**Parts of the exercise:**
• A. In the transcode linking proposal, which tools does the author say neither change will affect?
• B. Carry on the transcode linking proposal from its last sentence.

**Supplied passage:**
Hi all,

I'm going to implement a couple of changes which I'm rumbling about from
a while and I 'd like to share some thoughts.

* Short summary (and quick rationale)
-------------------------------------

1) Add an option (enabled by default) to install versioned files,
enabling parallel installation, (e.g. like gstreamer et. al does).
See below for an example.
2) Get rid at least partially of our static linking mess and ship
some of our internal libraries as shared but private.
See below for an example.

NEITHER OF THE ABOVE WILL AFFECT THE avi* TOOLS!
Because they changes much more slowly and because I wanto to avoid (as
much as is possible) hurting the people who already need only them
(think the transcode-tools package).

* Discussion
------------

* 2. Libraries linking sanitization
-----------------------------------

* 2.1. Linking overload
-----------------------

I've to say that's mostly a fault of mine, but why has the _transcode main 
binary_
to be linked with, say, libX11, when it is import_x11.so to use it?

I'll do a deep review and sanitization of all the above, but my gut feeling 
suggest
it's kinda of intermangled with the point 2 below.

* 2.2. Excessive static linking considered harmful
--------------------------------------------------

That's most a developer thing. I'm pretty sick and tired of the oddities of
our current linking model.
My impression (no numbers, so I'm likely wrong) is that doesn't save us from
the bloat, and for sure it's clumsy and has a fair number of rough edges.

For the best that I can remember, and as far as I know, such model never come
out from a precise design, but it has some good points on his side.

The key bonus of our current model is that is pointless to ship on the system 
dirs librararies  that noone else uses. There is little or no advantage in 
having, say,
/usr/lib/libtc.so.1
since only the tc* stuff will use it.

On the other hand, since more than on program use such library, there is room
for having it shared. Having the libtc* stuff shared and the tc* programs link 
to them
will save a fair number of headaches and annoyances (at least to me).

**Items:**
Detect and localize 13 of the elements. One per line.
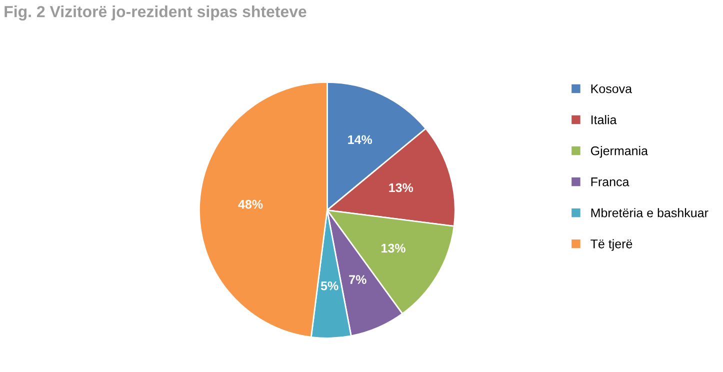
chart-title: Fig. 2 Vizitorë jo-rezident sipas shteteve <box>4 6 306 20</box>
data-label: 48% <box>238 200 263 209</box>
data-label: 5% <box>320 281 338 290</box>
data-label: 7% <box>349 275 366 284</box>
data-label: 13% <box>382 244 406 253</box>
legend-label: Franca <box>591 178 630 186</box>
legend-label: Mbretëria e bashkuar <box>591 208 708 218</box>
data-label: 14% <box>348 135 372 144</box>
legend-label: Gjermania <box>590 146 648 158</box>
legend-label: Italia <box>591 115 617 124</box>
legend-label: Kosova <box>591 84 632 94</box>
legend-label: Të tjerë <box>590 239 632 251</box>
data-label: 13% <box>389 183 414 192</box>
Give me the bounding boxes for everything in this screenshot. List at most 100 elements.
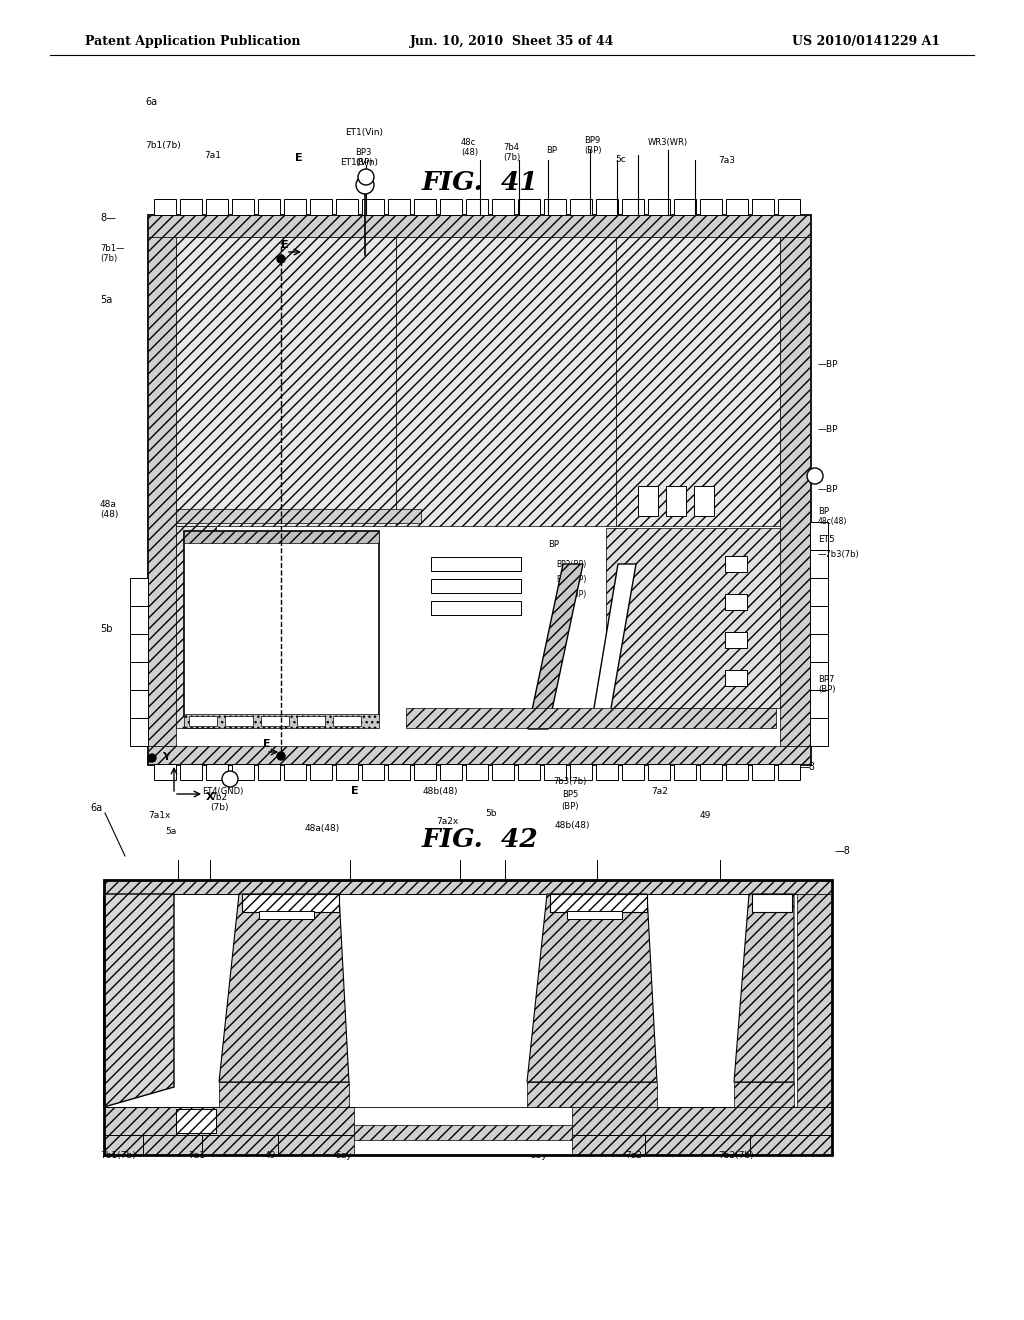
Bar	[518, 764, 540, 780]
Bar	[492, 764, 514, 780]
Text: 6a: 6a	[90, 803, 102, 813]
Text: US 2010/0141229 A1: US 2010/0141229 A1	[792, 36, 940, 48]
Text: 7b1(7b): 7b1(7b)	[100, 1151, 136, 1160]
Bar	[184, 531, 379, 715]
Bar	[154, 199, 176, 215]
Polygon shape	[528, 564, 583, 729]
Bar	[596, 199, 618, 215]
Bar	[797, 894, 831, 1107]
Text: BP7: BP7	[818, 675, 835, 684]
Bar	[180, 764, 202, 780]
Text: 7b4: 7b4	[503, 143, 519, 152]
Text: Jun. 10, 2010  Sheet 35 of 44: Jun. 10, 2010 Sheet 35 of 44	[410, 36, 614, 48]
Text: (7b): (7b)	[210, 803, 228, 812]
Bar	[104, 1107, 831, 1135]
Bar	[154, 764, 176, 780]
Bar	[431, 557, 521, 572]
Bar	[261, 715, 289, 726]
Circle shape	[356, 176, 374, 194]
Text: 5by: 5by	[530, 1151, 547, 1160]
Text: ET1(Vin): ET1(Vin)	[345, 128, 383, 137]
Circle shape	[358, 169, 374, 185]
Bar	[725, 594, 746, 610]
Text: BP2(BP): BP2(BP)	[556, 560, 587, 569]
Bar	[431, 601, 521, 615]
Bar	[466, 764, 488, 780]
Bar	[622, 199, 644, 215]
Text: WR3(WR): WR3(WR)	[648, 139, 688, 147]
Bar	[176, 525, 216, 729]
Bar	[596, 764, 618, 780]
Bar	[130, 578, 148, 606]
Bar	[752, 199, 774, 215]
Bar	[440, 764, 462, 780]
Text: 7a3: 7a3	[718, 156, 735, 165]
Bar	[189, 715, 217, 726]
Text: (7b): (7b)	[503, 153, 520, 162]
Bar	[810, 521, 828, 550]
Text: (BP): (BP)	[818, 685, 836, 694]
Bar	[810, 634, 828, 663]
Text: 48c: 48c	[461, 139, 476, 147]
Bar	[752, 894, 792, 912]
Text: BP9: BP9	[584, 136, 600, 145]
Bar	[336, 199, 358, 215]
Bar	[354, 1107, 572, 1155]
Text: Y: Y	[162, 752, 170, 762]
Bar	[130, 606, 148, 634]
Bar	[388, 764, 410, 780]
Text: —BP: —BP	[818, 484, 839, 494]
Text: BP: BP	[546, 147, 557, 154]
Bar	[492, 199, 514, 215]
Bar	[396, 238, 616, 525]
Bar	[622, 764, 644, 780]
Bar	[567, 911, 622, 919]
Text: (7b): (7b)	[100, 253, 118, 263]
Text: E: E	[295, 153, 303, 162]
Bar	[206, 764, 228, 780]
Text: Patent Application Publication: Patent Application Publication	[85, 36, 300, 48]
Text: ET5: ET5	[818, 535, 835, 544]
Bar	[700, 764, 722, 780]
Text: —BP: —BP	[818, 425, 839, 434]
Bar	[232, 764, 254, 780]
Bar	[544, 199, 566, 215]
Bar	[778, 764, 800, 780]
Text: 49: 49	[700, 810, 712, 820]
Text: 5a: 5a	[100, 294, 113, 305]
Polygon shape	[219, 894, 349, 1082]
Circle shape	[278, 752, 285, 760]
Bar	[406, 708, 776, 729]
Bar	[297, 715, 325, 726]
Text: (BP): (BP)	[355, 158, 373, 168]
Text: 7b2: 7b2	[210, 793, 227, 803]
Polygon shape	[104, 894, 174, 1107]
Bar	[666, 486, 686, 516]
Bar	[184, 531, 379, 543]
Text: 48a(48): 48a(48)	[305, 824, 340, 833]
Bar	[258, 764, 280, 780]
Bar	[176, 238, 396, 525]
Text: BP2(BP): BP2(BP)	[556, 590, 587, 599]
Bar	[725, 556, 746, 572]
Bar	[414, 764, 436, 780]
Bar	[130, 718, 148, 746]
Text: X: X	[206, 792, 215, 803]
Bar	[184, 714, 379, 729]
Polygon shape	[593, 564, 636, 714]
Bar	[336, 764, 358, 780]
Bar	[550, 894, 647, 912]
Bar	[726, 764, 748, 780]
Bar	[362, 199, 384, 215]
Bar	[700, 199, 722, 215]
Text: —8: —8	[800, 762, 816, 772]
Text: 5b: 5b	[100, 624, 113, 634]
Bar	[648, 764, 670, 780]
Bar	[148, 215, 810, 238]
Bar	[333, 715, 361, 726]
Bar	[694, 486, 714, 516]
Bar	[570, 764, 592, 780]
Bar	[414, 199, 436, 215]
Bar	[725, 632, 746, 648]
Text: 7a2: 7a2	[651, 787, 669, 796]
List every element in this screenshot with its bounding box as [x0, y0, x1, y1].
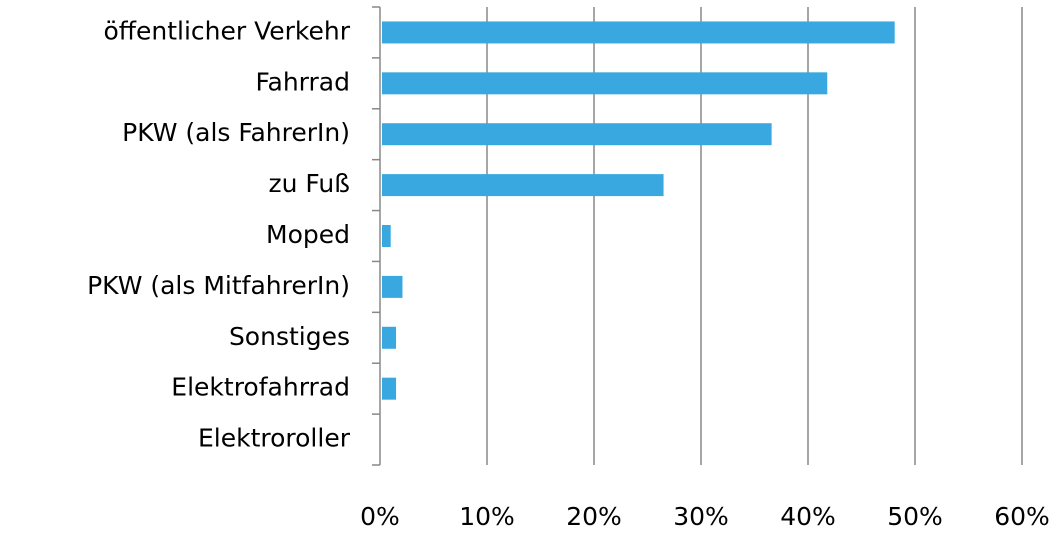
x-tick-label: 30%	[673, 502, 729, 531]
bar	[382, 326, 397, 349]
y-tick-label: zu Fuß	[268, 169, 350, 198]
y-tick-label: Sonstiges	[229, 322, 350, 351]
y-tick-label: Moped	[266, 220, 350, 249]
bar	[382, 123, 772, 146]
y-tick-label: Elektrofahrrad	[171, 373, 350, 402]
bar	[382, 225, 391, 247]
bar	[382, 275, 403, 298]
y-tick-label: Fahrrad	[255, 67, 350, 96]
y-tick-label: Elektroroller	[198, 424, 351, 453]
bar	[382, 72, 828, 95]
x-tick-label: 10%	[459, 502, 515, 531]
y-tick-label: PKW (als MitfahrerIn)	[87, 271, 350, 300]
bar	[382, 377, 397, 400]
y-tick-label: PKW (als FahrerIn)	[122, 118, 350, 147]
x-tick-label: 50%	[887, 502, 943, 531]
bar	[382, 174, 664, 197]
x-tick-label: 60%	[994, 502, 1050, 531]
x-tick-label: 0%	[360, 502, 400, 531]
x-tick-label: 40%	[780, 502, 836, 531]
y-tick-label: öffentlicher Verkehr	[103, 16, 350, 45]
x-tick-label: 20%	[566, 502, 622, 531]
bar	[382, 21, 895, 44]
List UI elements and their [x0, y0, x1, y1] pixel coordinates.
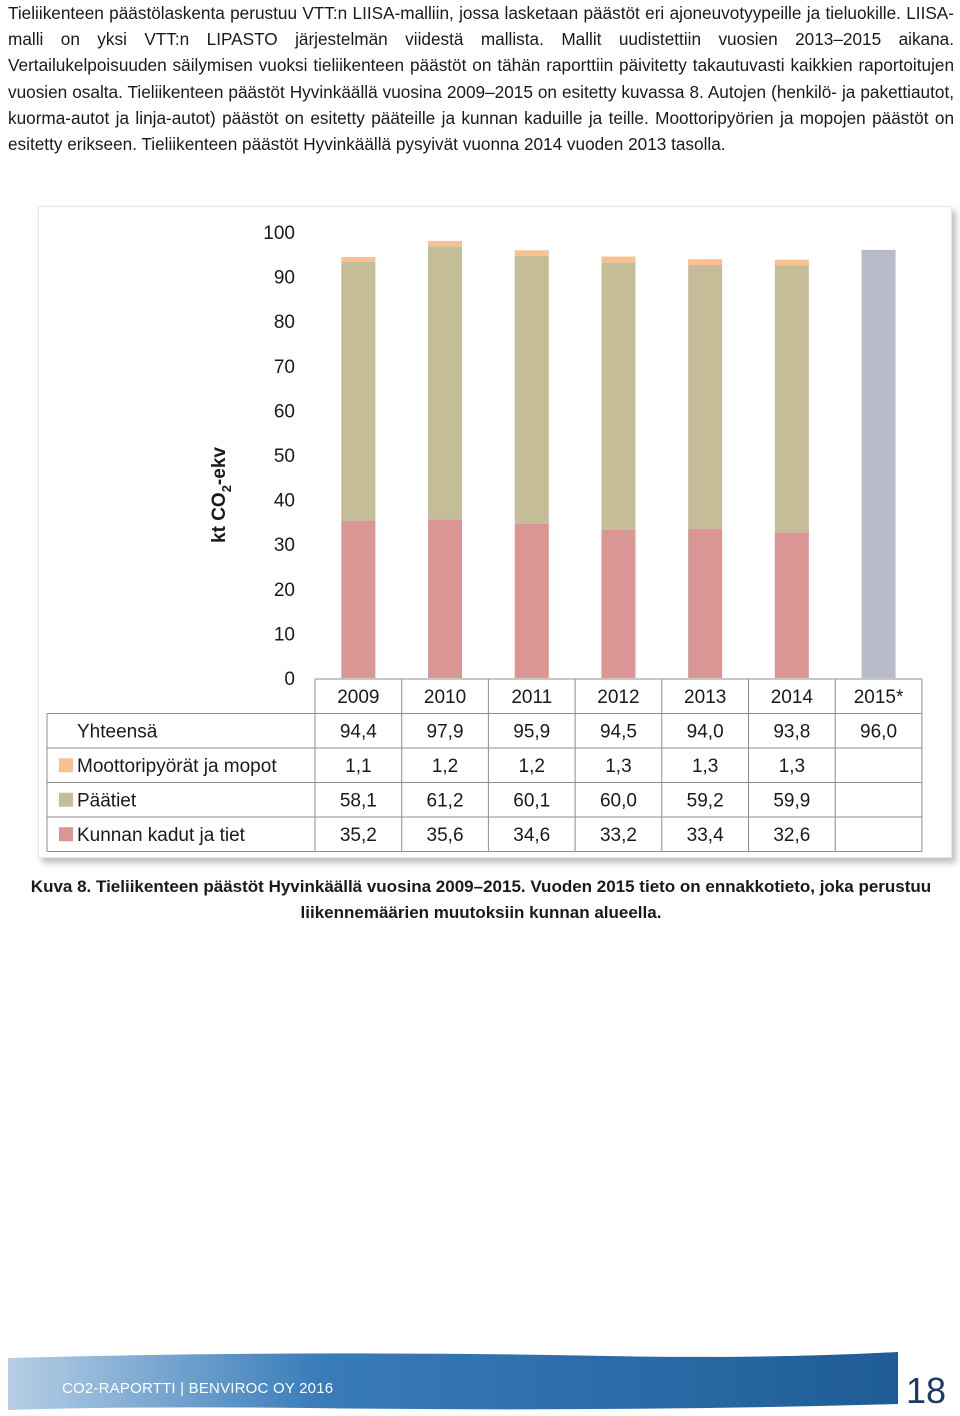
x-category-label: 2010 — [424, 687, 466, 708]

**Outputs:**
• A. The avi* tools.

• B.
How to match those two aspects?


* 2.3. Proposed solution
------------------------

The solution of the dilemma: 
- ship most of internal libraries as shared
- install them on /usr/lib/transcode-1.2.
- ship the binaries on /usr/libexec/transcode-1.2, linked to the above
- ship an helper program into /usr/bin, which will basically do something like

%%%
#!/bin/bash
# tclaunch

EXE="$0"
if  [ "$EXE" == "tclaunch" ]; then
        EXE="$1"
        shift
fi
EXE=$( basename $EXE )

LD_LIBRARY_PATH="/usr/lib/transcode-$VER:$LD_LIBRARY_PATH"

exec /usr/libexec/transcode-$VER/$EXE $*
%%%

- ship all the (hard)links needed, e.g.

tcdecode-1.2 -> tclaunch-1.2
transcode-1.2 -> tclaunch-1.2


I know there are better and more elegant solution involvingthe ELF header and 
the RPATH/RUNPATH field,
but I think tha above is the most portable and debuggable, since AFAIK we got a 
fair MacOsX userbase
and since I had no reliable access to any OSX box (neither I'll have into the 
foreseeable future)
I don't want to harm them unless it becomes absolutely unavoidable.

Why I said "most of the internal libraries"?
In my opinion, the above will not apply to all libraries. aclib comes to mind 
as the prominent
(and maybe only) example of a library which will be still used as static only, 
as it is speed critical.

The avi* tools will still link only static libraries as said above.


For point #1 of the above, see the previous email.

Comments and discussion always welcome.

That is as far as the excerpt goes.